Your task — Gather every line that includes the word "quæcūqꝫ", please.

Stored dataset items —
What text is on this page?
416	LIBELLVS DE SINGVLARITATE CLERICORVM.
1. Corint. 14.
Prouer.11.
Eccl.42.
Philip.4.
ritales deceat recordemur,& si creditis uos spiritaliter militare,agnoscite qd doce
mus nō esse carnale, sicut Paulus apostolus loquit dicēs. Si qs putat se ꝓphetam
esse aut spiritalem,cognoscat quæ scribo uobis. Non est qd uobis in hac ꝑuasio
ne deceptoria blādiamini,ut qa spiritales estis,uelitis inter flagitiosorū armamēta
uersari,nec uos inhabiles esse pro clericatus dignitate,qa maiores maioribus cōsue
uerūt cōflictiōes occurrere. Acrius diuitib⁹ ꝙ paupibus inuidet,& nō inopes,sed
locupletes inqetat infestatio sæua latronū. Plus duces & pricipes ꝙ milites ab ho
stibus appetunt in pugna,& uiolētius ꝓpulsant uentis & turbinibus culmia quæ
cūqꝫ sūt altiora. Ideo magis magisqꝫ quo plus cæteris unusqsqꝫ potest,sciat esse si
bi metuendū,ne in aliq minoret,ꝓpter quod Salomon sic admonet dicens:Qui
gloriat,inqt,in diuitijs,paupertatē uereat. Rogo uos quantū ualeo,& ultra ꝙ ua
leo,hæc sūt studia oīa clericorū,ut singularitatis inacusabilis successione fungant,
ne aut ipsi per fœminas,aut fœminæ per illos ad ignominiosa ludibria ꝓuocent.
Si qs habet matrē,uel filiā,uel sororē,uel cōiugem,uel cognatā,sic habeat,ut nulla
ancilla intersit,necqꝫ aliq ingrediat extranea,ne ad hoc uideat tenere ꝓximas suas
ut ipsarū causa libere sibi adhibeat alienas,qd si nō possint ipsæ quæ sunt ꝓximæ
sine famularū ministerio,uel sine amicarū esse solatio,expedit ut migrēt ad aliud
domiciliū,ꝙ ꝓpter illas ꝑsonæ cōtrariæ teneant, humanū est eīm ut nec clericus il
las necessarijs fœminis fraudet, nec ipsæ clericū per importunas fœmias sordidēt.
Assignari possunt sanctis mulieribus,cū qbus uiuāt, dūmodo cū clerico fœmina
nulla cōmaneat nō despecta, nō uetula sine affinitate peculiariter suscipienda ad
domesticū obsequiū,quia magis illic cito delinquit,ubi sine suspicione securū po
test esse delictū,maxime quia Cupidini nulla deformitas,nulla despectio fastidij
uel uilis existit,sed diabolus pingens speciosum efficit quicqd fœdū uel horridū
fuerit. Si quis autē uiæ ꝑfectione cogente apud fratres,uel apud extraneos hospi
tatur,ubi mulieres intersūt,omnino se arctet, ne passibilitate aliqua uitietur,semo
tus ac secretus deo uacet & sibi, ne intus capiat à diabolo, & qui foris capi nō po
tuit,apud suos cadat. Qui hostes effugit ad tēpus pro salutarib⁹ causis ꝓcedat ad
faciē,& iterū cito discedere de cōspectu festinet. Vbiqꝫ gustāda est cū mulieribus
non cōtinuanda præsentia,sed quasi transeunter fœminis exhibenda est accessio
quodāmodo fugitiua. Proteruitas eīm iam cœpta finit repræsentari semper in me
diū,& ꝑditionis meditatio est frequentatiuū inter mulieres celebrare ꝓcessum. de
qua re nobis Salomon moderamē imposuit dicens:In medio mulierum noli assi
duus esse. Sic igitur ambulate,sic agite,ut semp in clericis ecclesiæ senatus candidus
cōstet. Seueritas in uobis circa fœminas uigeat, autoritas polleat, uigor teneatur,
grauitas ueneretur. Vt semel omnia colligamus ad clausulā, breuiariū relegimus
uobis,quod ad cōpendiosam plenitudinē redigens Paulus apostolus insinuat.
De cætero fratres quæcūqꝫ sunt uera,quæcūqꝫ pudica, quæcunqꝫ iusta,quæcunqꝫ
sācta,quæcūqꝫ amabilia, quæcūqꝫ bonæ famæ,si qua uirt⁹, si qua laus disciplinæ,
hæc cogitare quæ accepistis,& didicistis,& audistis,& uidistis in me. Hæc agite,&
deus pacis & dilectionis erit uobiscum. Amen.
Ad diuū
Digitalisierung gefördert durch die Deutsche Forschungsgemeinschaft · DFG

Solution to this problem —
De cætero fratres quæcūqꝫ sunt uera,quæcūqꝫ pudica, quæcunqꝫ iusta,quæcunqꝫ
sācta,quæcūqꝫ amabilia, quæcūqꝫ bonæ famæ,si qua uirt⁹, si qua laus disciplinæ,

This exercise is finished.